======== Supplied data

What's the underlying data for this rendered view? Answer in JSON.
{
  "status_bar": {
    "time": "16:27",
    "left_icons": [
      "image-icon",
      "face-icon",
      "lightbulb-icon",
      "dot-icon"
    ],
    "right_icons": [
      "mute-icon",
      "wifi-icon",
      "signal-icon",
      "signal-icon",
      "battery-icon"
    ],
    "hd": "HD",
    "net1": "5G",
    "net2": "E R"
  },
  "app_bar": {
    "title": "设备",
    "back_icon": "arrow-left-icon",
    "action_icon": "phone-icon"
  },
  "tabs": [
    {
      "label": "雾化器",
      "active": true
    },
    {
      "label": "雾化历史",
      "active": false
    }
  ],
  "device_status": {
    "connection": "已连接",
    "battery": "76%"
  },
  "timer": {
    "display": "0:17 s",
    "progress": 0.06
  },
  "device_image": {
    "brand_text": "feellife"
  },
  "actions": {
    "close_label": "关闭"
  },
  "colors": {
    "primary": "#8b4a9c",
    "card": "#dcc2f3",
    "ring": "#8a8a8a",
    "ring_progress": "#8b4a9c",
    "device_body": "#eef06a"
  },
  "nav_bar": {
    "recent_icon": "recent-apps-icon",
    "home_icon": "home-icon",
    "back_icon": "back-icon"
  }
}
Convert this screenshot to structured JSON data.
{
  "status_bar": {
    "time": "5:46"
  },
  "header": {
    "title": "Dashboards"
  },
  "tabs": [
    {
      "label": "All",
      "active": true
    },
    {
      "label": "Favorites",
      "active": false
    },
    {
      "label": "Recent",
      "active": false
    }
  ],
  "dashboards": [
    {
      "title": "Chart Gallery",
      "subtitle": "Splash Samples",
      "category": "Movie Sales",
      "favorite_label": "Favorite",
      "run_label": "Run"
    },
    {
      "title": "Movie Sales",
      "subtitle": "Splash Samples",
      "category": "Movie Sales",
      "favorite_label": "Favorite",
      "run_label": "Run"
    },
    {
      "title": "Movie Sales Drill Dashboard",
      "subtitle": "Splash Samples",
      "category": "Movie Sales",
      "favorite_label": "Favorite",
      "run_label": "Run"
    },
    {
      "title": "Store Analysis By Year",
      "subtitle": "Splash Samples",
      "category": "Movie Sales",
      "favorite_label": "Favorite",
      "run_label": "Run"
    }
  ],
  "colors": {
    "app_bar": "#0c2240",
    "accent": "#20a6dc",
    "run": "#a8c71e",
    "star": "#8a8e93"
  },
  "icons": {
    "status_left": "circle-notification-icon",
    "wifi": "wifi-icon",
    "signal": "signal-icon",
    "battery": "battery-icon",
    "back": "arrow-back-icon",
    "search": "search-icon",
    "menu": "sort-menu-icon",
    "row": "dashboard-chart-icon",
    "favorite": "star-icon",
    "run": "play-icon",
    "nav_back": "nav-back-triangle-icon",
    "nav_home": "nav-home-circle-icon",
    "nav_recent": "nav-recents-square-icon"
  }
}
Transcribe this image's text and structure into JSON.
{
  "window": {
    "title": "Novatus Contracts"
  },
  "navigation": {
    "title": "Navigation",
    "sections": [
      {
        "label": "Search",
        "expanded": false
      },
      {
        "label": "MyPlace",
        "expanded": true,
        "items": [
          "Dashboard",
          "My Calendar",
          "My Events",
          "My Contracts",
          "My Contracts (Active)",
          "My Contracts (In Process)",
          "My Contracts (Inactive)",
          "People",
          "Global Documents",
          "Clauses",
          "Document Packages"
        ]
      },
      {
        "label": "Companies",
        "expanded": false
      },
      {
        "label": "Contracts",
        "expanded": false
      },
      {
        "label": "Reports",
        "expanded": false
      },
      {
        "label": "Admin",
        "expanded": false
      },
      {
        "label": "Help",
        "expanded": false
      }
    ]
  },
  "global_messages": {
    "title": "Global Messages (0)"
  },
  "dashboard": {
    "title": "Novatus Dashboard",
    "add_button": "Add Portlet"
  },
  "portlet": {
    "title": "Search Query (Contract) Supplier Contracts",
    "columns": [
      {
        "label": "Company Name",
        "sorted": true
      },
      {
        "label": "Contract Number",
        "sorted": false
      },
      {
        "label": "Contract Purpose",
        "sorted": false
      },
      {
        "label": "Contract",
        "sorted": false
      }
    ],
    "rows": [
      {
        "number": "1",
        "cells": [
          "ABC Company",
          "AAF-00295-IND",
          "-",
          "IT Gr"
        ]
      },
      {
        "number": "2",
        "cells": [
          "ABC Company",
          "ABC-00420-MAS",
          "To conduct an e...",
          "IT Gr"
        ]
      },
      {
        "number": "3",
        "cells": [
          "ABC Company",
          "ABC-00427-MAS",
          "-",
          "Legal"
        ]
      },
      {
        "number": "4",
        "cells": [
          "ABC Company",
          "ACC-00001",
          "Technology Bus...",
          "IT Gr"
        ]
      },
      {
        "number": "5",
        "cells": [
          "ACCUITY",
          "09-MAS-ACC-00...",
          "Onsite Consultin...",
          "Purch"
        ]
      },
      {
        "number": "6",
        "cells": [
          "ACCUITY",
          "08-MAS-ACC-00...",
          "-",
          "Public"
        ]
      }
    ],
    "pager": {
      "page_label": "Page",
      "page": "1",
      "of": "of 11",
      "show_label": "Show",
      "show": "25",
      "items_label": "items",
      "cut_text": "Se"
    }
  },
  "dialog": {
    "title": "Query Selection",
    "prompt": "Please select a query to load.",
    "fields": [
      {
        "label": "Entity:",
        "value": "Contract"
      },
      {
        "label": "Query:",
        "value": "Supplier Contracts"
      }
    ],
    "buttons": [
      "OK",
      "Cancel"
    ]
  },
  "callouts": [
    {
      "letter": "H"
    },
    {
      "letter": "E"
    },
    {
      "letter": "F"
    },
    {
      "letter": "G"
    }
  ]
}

================

[Task requirements]: Every record shown above should be written out again exactly.

[Exercise response]:
What's the underlying data for this rendered view? Answer in JSON.
{
  "status_bar": {
    "time": "16:27",
    "left_icons": [
      "image-icon",
      "face-icon",
      "lightbulb-icon",
      "dot-icon"
    ],
    "right_icons": [
      "mute-icon",
      "wifi-icon",
      "signal-icon",
      "signal-icon",
      "battery-icon"
    ],
    "hd": "HD",
    "net1": "5G",
    "net2": "E R"
  },
  "app_bar": {
    "title": "设备",
    "back_icon": "arrow-left-icon",
    "action_icon": "phone-icon"
  },
  "tabs": [
    {
      "label": "雾化器",
      "active": true
    },
    {
      "label": "雾化历史",
      "active": false
    }
  ],
  "device_status": {
    "connection": "已连接",
    "battery": "76%"
  },
  "timer": {
    "display": "0:17 s",
    "progress": 0.06
  },
  "device_image": {
    "brand_text": "feellife"
  },
  "actions": {
    "close_label": "关闭"
  },
  "colors": {
    "primary": "#8b4a9c",
    "card": "#dcc2f3",
    "ring": "#8a8a8a",
    "ring_progress": "#8b4a9c",
    "device_body": "#eef06a"
  },
  "nav_bar": {
    "recent_icon": "recent-apps-icon",
    "home_icon": "home-icon",
    "back_icon": "back-icon"
  }
}
Convert this screenshot to structured JSON data.
{
  "status_bar": {
    "time": "5:46"
  },
  "header": {
    "title": "Dashboards"
  },
  "tabs": [
    {
      "label": "All",
      "active": true
    },
    {
      "label": "Favorites",
      "active": false
    },
    {
      "label": "Recent",
      "active": false
    }
  ],
  "dashboards": [
    {
      "title": "Chart Gallery",
      "subtitle": "Splash Samples",
      "category": "Movie Sales",
      "favorite_label": "Favorite",
      "run_label": "Run"
    },
    {
      "title": "Movie Sales",
      "subtitle": "Splash Samples",
      "category": "Movie Sales",
      "favorite_label": "Favorite",
      "run_label": "Run"
    },
    {
      "title": "Movie Sales Drill Dashboard",
      "subtitle": "Splash Samples",
      "category": "Movie Sales",
      "favorite_label": "Favorite",
      "run_label": "Run"
    },
    {
      "title": "Store Analysis By Year",
      "subtitle": "Splash Samples",
      "category": "Movie Sales",
      "favorite_label": "Favorite",
      "run_label": "Run"
    }
  ],
  "colors": {
    "app_bar": "#0c2240",
    "accent": "#20a6dc",
    "run": "#a8c71e",
    "star": "#8a8e93"
  },
  "icons": {
    "status_left": "circle-notification-icon",
    "wifi": "wifi-icon",
    "signal": "signal-icon",
    "battery": "battery-icon",
    "back": "arrow-back-icon",
    "search": "search-icon",
    "menu": "sort-menu-icon",
    "row": "dashboard-chart-icon",
    "favorite": "star-icon",
    "run": "play-icon",
    "nav_back": "nav-back-triangle-icon",
    "nav_home": "nav-home-circle-icon",
    "nav_recent": "nav-recents-square-icon"
  }
}
Transcribe this image's text and structure into JSON.
{
  "window": {
    "title": "Novatus Contracts"
  },
  "navigation": {
    "title": "Navigation",
    "sections": [
      {
        "label": "Search",
        "expanded": false
      },
      {
        "label": "MyPlace",
        "expanded": true,
        "items": [
          "Dashboard",
          "My Calendar",
          "My Events",
          "My Contracts",
          "My Contracts (Active)",
          "My Contracts (In Process)",
          "My Contracts (Inactive)",
          "People",
          "Global Documents",
          "Clauses",
          "Document Packages"
        ]
      },
      {
        "label": "Companies",
        "expanded": false
      },
      {
        "label": "Contracts",
        "expanded": false
      },
      {
        "label": "Reports",
        "expanded": false
      },
      {
        "label": "Admin",
        "expanded": false
      },
      {
        "label": "Help",
        "expanded": false
      }
    ]
  },
  "global_messages": {
    "title": "Global Messages (0)"
  },
  "dashboard": {
    "title": "Novatus Dashboard",
    "add_button": "Add Portlet"
  },
  "portlet": {
    "title": "Search Query (Contract) Supplier Contracts",
    "columns": [
      {
        "label": "Company Name",
        "sorted": true
      },
      {
        "label": "Contract Number",
        "sorted": false
      },
      {
        "label": "Contract Purpose",
        "sorted": false
      },
      {
        "label": "Contract",
        "sorted": false
      }
    ],
    "rows": [
      {
        "number": "1",
        "cells": [
          "ABC Company",
          "AAF-00295-IND",
          "-",
          "IT Gr"
        ]
      },
      {
        "number": "2",
        "cells": [
          "ABC Company",
          "ABC-00420-MAS",
          "To conduct an e...",
          "IT Gr"
        ]
      },
      {
        "number": "3",
        "cells": [
          "ABC Company",
          "ABC-00427-MAS",
          "-",
          "Legal"
        ]
      },
      {
        "number": "4",
        "cells": [
          "ABC Company",
          "ACC-00001",
          "Technology Bus...",
          "IT Gr"
        ]
      },
      {
        "number": "5",
        "cells": [
          "ACCUITY",
          "09-MAS-ACC-00...",
          "Onsite Consultin...",
          "Purch"
        ]
      },
      {
        "number": "6",
        "cells": [
          "ACCUITY",
          "08-MAS-ACC-00...",
          "-",
          "Public"
        ]
      }
    ],
    "pager": {
      "page_label": "Page",
      "page": "1",
      "of": "of 11",
      "show_label": "Show",
      "show": "25",
      "items_label": "items",
      "cut_text": "Se"
    }
  },
  "dialog": {
    "title": "Query Selection",
    "prompt": "Please select a query to load.",
    "fields": [
      {
        "label": "Entity:",
        "value": "Contract"
      },
      {
        "label": "Query:",
        "value": "Supplier Contracts"
      }
    ],
    "buttons": [
      "OK",
      "Cancel"
    ]
  },
  "callouts": [
    {
      "letter": "H"
    },
    {
      "letter": "E"
    },
    {
      "letter": "F"
    },
    {
      "letter": "G"
    }
  ]
}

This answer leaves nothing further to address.